En el año 1858 el escritor ruso
Iván Goncharov (Simbirsk, 1812-San Petersburgo, 1891) dio a la imprenta una de las obras más importantes de toda la novelística rusa del XIX, y sin duda su trabajo más memorable,
Oblómov. En este libro, Goncharov enfrenta a dos personajes que ya han pasado al acervo cultural ruso y europeo como prototipos perfectamente definidos y reconocibles por cualquiera.
Uno se llama Stolz, cuyo nombre en alemán significa algo así como altanero, un tipo equilibrado, seguro de sí mismo, trabajador, europeísta convencido, partidario de todo lo occidental, la nueva economía industrial, el avance, el progreso, la acción... El otro es el que da título al libro, es decir, Oblómov, o lo que es lo mismo, ruina, una ruina andante y con forma humana. Oblómov es el joven representante de la aristocracia rusa del XIX por excelencia, y como prototipo, de toda nobleza europea decadente, un tipo ocioso y apegado a las viejas tradiciones, melancólico, perezoso hasta lo inconcebible, rabiosamente abúlico, un mediocre de tomo y lomo que es capaz de dejar naufragar todos sus sueños y expectativas en las inhóspitas costas de su propia indolencia y de un dejarse vivir ajeno a cualquier toma de decisiones, a cualquier acción.

> INFORMACIÓN EXTRAÍDA:
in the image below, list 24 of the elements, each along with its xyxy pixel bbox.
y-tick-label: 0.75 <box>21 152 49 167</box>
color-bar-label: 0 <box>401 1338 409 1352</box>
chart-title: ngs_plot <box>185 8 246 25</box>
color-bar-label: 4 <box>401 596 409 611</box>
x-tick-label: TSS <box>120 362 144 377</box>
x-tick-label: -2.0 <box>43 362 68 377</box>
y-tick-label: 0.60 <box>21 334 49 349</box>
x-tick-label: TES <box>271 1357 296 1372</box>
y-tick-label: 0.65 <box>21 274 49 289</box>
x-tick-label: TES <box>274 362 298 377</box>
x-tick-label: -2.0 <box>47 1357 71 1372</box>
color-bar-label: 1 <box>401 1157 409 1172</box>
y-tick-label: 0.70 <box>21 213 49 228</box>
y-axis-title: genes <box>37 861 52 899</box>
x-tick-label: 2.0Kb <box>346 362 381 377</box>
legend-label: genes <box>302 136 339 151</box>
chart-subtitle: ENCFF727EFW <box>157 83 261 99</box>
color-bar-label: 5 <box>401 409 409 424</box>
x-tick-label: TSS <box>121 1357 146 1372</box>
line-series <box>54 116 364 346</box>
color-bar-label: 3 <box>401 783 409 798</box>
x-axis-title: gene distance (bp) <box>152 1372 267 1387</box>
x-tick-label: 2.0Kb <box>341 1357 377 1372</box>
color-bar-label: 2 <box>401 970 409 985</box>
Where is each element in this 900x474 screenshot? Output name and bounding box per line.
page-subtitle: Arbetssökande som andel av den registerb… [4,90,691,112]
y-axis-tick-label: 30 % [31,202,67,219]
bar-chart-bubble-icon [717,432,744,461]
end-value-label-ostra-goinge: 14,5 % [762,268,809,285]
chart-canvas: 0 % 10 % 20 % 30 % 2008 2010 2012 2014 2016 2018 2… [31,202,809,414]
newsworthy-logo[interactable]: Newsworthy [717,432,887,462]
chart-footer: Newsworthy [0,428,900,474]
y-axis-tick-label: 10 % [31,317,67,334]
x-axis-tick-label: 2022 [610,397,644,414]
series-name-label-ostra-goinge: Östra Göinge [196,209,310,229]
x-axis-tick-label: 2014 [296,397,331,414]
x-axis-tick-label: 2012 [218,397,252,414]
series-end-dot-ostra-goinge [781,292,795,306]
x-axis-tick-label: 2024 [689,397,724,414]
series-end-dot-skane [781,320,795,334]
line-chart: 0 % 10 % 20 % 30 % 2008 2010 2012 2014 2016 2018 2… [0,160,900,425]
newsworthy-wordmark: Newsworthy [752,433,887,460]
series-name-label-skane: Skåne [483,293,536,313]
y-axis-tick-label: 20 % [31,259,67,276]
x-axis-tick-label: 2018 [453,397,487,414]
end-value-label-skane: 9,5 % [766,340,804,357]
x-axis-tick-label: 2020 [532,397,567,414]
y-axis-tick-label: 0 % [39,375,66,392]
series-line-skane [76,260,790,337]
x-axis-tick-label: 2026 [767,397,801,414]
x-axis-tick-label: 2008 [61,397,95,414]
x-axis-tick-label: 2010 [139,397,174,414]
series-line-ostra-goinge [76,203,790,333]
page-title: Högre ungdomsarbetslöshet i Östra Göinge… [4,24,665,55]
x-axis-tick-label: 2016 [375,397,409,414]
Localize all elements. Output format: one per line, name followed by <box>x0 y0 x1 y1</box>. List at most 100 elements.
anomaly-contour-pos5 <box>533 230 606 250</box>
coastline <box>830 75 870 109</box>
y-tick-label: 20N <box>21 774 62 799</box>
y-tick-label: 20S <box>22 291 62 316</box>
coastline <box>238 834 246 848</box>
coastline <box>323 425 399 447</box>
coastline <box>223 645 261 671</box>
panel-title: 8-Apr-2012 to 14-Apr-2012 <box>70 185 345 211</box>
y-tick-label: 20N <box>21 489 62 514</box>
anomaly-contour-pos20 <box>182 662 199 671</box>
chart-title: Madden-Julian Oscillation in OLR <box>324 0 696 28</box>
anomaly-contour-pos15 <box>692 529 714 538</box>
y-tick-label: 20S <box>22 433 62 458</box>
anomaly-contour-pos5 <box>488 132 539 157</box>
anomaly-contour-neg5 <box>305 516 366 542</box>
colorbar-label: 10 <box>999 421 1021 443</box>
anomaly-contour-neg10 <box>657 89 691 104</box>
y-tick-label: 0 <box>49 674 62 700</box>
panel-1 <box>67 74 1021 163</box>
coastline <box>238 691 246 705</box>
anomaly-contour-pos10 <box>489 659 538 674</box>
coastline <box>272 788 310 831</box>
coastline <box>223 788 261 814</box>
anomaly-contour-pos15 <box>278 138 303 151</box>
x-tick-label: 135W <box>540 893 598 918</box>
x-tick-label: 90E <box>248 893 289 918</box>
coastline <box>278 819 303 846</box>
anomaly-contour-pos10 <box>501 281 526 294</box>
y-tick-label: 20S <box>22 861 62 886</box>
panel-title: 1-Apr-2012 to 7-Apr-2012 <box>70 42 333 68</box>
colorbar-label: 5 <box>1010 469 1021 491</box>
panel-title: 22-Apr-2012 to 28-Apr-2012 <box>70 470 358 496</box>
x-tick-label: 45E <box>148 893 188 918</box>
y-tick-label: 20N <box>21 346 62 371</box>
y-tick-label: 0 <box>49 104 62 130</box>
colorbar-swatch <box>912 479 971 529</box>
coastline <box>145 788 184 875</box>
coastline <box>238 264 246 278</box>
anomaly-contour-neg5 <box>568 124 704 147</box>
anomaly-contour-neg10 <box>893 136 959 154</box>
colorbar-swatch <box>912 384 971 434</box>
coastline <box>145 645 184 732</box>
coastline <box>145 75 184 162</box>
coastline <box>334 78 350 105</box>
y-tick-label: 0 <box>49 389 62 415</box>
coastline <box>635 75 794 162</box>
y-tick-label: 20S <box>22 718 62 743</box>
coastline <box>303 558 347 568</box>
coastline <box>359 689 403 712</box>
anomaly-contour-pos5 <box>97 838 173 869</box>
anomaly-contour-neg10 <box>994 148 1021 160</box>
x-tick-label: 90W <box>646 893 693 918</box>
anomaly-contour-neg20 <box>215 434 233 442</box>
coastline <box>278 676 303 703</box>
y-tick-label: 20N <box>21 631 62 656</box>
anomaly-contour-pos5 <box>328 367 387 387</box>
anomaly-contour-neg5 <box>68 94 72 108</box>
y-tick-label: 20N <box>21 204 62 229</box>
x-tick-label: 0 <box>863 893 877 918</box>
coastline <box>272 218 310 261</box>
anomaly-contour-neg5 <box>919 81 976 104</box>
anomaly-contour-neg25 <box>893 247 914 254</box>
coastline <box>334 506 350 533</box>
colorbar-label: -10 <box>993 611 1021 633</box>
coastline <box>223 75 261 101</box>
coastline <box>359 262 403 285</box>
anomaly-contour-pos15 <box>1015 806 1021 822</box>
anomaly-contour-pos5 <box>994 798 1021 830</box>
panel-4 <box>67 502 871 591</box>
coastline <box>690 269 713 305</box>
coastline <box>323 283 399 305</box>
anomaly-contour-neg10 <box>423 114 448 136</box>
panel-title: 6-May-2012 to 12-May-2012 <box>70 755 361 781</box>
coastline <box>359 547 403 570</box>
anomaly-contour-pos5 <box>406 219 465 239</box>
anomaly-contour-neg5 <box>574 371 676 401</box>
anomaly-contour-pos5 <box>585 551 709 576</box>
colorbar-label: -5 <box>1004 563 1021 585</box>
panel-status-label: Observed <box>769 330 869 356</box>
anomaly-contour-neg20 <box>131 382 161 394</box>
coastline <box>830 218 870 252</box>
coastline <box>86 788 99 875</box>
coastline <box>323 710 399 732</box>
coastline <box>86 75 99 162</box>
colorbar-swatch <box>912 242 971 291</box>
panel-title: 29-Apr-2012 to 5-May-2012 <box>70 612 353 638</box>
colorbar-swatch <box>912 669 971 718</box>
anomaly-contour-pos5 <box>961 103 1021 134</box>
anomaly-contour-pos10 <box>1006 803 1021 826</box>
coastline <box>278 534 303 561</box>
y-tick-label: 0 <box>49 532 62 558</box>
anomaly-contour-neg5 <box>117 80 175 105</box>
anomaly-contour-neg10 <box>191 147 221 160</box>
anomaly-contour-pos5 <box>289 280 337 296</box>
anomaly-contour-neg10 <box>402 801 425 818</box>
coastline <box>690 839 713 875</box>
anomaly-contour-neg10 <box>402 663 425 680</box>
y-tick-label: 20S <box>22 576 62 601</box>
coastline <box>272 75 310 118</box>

> EXPLORAR EL MATERIAL:
1. Según el texto sobre Oblómov, ¿qué significa en alemán el nombre de Stolz?
2. Transcribe del texto sobre Oblómov el fragmento que va desde "Uno se llama" hasta "a cualquier acción.".
3. Continúa el texto sobre la novela Oblómov a partir de su última frase.
Las líneas proceden de otra fuente distinta del texto.

> RESPUESTAS EN ORDEN:
1. Significa algo así como altanero.

2.
Uno se llama Stolz, cuyo nombre en alemán significa algo así como altanero, un tipo equilibrado, seguro de sí mismo, trabajador, europeísta convencido, partidario de todo lo occidental, la nueva economía industrial, el avance, el progreso, la acción... El otro es el que da título al libro, es decir, Oblómov, o lo que es lo mismo, ruina, una ruina andante y con forma humana. Oblómov es el joven representante de la aristocracia rusa del XIX por excelencia, y como prototipo, de toda nobleza europea decadente, un tipo ocioso y apegado a las viejas tradiciones, melancólico, perezoso hasta lo inconcebible, rabiosamente abúlico, un mediocre de tomo y lomo que es capaz de dejar naufragar todos sus sueños y expectativas en las inhóspitas costas de su propia indolencia y de un dejarse vivir ajeno a cualquier toma de decisiones, a cualquier acción.

3.
Pero lo más logrado del prototipo Oblómov, su rasgo más interesante y sin duda perdurable es que contempla su propia decadencia, su caída en picado como un drama universal que le imponen fuerzas ajenas a su propia realidad y voluntad. Y cuando la melancolía y tristeza de su buscado drama personal se le impone como realidad, Oblómov se refugia en los idílicos vapores consoladores del recuerdo de Oblomovka, la casa familiar situada en plena campiña rusa, un lugar paradisíaco, símbolo y estampa de la felicidad y de un tiempo perdido (la infancia), a los que Oblómov acude en ensoñaciones cuando la propia incapacidad de resolver su situación le bloquea y desbarata como a un muñeco roto.
Iván Goncharov (Simbirsk, 1812-San Petersburgo, 1891)Oblómov no hace nada, nada de nada. La conciencia distorsionada de su propia desdicha lo empuja aún más a la inacción, es decir, a pasarse las horas tumbado en el diván o en la cama, lugar del que no sale hasta bien avanzada la trama de la novela.
El caso es que como a
Enrique Vila-Matas, quien lo refiere en su último libro,
Dietario voluble, yo también, de vez en cuando, me abandono con dramático gusto y placer a la desgana vital propia del Síndrome Oblómov, y en estos días de otoño lluvioso y frío que ahora empiezan a menudear por estas geografías, no me levantaría de la cama por las mañanas, dejando que el calor de mantas y sábanas me acunen y adormezcan, dejando en un estado de beatífica inacción.
El Síndrome Oblómov se describe como una suerte de enfermedad maldita para la que no existe una cura eficaz y duradera. Tiene mala prensa el Síndrome Oblómov, y a los que de vez en cuando nos sentimos atrapados por él, incluso nos da vergüenza reconocerlo, e intentamos salir ruborizados de su abrazo que intuimos como una terrible marca que nos señala ante la sociedad como malditos y apestosos inútiles, incapaces de acciones que conducen al progreso y avance del mundo.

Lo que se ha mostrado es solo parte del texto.